Excerpts from a layout annotation set:

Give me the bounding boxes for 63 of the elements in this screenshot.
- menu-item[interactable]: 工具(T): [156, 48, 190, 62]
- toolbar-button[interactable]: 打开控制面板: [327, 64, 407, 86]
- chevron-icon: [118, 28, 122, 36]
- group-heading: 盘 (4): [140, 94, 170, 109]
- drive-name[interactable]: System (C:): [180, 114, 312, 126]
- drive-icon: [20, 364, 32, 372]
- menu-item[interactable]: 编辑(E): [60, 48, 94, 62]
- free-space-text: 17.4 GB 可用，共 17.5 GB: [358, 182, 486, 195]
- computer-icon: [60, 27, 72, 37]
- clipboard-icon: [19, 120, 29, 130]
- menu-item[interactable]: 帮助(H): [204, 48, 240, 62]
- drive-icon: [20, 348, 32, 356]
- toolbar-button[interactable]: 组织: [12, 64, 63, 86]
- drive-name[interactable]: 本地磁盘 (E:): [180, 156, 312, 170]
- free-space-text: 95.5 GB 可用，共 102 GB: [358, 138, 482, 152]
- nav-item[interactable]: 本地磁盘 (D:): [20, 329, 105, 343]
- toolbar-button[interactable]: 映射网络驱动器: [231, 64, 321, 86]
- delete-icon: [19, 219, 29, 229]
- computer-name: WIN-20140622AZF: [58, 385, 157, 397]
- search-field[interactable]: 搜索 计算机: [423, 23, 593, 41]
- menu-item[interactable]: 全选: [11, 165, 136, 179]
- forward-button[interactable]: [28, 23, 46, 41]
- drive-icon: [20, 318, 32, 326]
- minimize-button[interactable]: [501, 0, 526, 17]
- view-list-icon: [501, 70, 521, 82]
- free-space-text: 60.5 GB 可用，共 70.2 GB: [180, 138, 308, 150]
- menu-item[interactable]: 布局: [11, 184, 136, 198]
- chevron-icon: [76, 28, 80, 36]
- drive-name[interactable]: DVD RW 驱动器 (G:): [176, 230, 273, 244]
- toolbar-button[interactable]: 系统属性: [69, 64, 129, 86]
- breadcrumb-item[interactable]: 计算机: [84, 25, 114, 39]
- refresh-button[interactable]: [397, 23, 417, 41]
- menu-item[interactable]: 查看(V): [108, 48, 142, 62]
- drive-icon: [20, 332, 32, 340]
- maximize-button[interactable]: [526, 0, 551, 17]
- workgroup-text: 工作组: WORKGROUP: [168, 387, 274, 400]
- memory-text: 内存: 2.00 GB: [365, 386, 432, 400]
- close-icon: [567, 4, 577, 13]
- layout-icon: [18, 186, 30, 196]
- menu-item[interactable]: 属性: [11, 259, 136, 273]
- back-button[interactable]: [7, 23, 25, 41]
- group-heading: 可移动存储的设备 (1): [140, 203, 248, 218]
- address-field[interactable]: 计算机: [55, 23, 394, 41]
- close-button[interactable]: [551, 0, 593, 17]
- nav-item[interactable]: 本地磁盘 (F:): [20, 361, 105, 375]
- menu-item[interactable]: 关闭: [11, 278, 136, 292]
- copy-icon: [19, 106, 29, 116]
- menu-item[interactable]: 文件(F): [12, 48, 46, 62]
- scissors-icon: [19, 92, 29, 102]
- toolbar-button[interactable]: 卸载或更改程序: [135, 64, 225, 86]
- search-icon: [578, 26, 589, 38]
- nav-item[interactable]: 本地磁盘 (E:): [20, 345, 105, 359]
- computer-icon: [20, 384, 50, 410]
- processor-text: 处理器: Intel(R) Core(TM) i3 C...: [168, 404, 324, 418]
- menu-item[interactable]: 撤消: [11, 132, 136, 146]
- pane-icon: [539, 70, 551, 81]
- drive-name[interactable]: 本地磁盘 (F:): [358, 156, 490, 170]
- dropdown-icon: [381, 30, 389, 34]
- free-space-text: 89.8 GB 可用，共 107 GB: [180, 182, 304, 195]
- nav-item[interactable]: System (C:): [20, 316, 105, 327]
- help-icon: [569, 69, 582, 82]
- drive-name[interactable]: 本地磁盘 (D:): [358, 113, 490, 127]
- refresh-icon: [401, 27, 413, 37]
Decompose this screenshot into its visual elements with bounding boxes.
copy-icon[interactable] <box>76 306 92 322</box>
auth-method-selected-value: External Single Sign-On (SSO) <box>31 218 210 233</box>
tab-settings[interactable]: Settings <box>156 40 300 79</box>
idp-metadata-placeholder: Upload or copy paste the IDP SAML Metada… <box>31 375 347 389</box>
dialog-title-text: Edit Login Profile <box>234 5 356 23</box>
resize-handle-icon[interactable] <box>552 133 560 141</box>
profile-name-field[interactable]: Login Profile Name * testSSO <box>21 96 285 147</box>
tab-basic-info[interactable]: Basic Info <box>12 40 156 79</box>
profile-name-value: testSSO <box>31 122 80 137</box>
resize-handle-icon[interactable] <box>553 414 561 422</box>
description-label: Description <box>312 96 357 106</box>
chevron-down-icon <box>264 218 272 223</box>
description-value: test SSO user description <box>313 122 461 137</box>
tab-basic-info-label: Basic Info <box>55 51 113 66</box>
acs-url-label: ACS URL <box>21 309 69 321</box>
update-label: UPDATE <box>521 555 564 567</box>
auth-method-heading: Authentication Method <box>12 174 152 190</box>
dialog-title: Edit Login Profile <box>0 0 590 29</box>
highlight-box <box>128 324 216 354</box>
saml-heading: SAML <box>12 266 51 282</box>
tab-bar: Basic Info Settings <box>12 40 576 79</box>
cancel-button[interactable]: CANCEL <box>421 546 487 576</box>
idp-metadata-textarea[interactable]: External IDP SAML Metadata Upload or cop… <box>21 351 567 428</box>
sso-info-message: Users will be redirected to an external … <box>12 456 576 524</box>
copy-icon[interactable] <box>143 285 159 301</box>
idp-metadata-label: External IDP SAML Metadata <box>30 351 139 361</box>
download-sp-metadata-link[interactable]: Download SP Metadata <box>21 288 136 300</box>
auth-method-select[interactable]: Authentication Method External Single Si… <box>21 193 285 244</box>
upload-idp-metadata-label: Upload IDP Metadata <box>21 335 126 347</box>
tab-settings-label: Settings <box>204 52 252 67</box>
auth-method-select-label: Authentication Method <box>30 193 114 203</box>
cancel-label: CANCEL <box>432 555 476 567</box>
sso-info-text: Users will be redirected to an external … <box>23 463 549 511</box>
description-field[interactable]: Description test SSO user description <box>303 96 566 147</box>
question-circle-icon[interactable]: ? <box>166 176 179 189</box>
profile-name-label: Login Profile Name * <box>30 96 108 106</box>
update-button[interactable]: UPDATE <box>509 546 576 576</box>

● Problem
Repeat all the lines above word for word, without changing any character.

● Solved exercise
Give me the bounding boxes for 63 of the elements in this screenshot.
- menu-item[interactable]: 工具(T): [156, 48, 190, 62]
- toolbar-button[interactable]: 打开控制面板: [327, 64, 407, 86]
- chevron-icon: [118, 28, 122, 36]
- group-heading: 盘 (4): [140, 94, 170, 109]
- drive-name[interactable]: System (C:): [180, 114, 312, 126]
- drive-icon: [20, 364, 32, 372]
- menu-item[interactable]: 编辑(E): [60, 48, 94, 62]
- free-space-text: 17.4 GB 可用，共 17.5 GB: [358, 182, 486, 195]
- computer-icon: [60, 27, 72, 37]
- clipboard-icon: [19, 120, 29, 130]
- menu-item[interactable]: 帮助(H): [204, 48, 240, 62]
- drive-icon: [20, 348, 32, 356]
- toolbar-button[interactable]: 组织: [12, 64, 63, 86]
- drive-name[interactable]: 本地磁盘 (E:): [180, 156, 312, 170]
- free-space-text: 95.5 GB 可用，共 102 GB: [358, 138, 482, 152]
- nav-item[interactable]: 本地磁盘 (D:): [20, 329, 105, 343]
- toolbar-button[interactable]: 映射网络驱动器: [231, 64, 321, 86]
- delete-icon: [19, 219, 29, 229]
- computer-name: WIN-20140622AZF: [58, 385, 157, 397]
- search-field[interactable]: 搜索 计算机: [423, 23, 593, 41]
- menu-item[interactable]: 全选: [11, 165, 136, 179]
- forward-button[interactable]: [28, 23, 46, 41]
- drive-icon: [20, 318, 32, 326]
- minimize-button[interactable]: [501, 0, 526, 17]
- view-list-icon: [501, 70, 521, 82]
- free-space-text: 60.5 GB 可用，共 70.2 GB: [180, 138, 308, 150]
- menu-item[interactable]: 布局: [11, 184, 136, 198]
- chevron-icon: [76, 28, 80, 36]
- drive-name[interactable]: DVD RW 驱动器 (G:): [176, 230, 273, 244]
- toolbar-button[interactable]: 系统属性: [69, 64, 129, 86]
- breadcrumb-item[interactable]: 计算机: [84, 25, 114, 39]
- refresh-button[interactable]: [397, 23, 417, 41]
- menu-item[interactable]: 查看(V): [108, 48, 142, 62]
- drive-icon: [20, 332, 32, 340]
- maximize-button[interactable]: [526, 0, 551, 17]
- workgroup-text: 工作组: WORKGROUP: [168, 387, 274, 400]
- memory-text: 内存: 2.00 GB: [365, 386, 432, 400]
- close-icon: [567, 4, 577, 13]
- layout-icon: [18, 186, 30, 196]
- menu-item[interactable]: 属性: [11, 259, 136, 273]
- back-button[interactable]: [7, 23, 25, 41]
- group-heading: 可移动存储的设备 (1): [140, 203, 248, 218]
- address-field[interactable]: 计算机: [55, 23, 394, 41]
- close-button[interactable]: [551, 0, 593, 17]
- nav-item[interactable]: 本地磁盘 (F:): [20, 361, 105, 375]
- menu-item[interactable]: 关闭: [11, 278, 136, 292]
- copy-icon: [19, 106, 29, 116]
- menu-item[interactable]: 文件(F): [12, 48, 46, 62]
- scissors-icon: [19, 92, 29, 102]
- toolbar-button[interactable]: 卸载或更改程序: [135, 64, 225, 86]
- search-icon: [578, 26, 589, 38]
- nav-item[interactable]: 本地磁盘 (E:): [20, 345, 105, 359]
- computer-icon: [20, 384, 50, 410]
- processor-text: 处理器: Intel(R) Core(TM) i3 C...: [168, 404, 324, 418]
- menu-item[interactable]: 撤消: [11, 132, 136, 146]
- pane-icon: [539, 70, 551, 81]
- drive-name[interactable]: 本地磁盘 (F:): [358, 156, 490, 170]
- dropdown-icon: [381, 30, 389, 34]
- free-space-text: 89.8 GB 可用，共 107 GB: [180, 182, 304, 195]
- nav-item[interactable]: System (C:): [20, 316, 105, 327]
- help-icon: [569, 69, 582, 82]
- drive-name[interactable]: 本地磁盘 (D:): [358, 113, 490, 127]
- refresh-icon: [401, 27, 413, 37]
Decompose this screenshot into its visual elements with bounding boxes.
copy-icon[interactable] <box>76 306 92 322</box>
auth-method-selected-value: External Single Sign-On (SSO) <box>31 218 210 233</box>
tab-settings[interactable]: Settings <box>156 40 300 79</box>
idp-metadata-placeholder: Upload or copy paste the IDP SAML Metada… <box>31 375 347 389</box>
dialog-title-text: Edit Login Profile <box>234 5 356 23</box>
resize-handle-icon[interactable] <box>552 133 560 141</box>
profile-name-field[interactable]: Login Profile Name * testSSO <box>21 96 285 147</box>
tab-basic-info[interactable]: Basic Info <box>12 40 156 79</box>
profile-name-value: testSSO <box>31 122 80 137</box>
resize-handle-icon[interactable] <box>553 414 561 422</box>
description-label: Description <box>312 96 357 106</box>
chevron-down-icon <box>264 218 272 223</box>
description-value: test SSO user description <box>313 122 461 137</box>
tab-basic-info-label: Basic Info <box>55 51 113 66</box>
acs-url-label: ACS URL <box>21 309 69 321</box>
update-label: UPDATE <box>521 555 564 567</box>
auth-method-heading: Authentication Method <box>12 174 152 190</box>
dialog-title: Edit Login Profile <box>0 0 590 29</box>
highlight-box <box>128 324 216 354</box>
saml-heading: SAML <box>12 266 51 282</box>
tab-bar: Basic Info Settings <box>12 40 576 79</box>
cancel-button[interactable]: CANCEL <box>421 546 487 576</box>
idp-metadata-textarea[interactable]: External IDP SAML Metadata Upload or cop… <box>21 351 567 428</box>
sso-info-message: Users will be redirected to an external … <box>12 456 576 524</box>
copy-icon[interactable] <box>143 285 159 301</box>
idp-metadata-label: External IDP SAML Metadata <box>30 351 139 361</box>
download-sp-metadata-link[interactable]: Download SP Metadata <box>21 288 136 300</box>
auth-method-select[interactable]: Authentication Method External Single Si… <box>21 193 285 244</box>
upload-idp-metadata-label: Upload IDP Metadata <box>21 335 126 347</box>
tab-settings-label: Settings <box>204 52 252 67</box>
auth-method-select-label: Authentication Method <box>30 193 114 203</box>
cancel-label: CANCEL <box>432 555 476 567</box>
sso-info-text: Users will be redirected to an external … <box>23 463 549 511</box>
description-field[interactable]: Description test SSO user description <box>303 96 566 147</box>
question-circle-icon[interactable]: ? <box>166 176 179 189</box>
profile-name-label: Login Profile Name * <box>30 96 108 106</box>
update-button[interactable]: UPDATE <box>509 546 576 576</box>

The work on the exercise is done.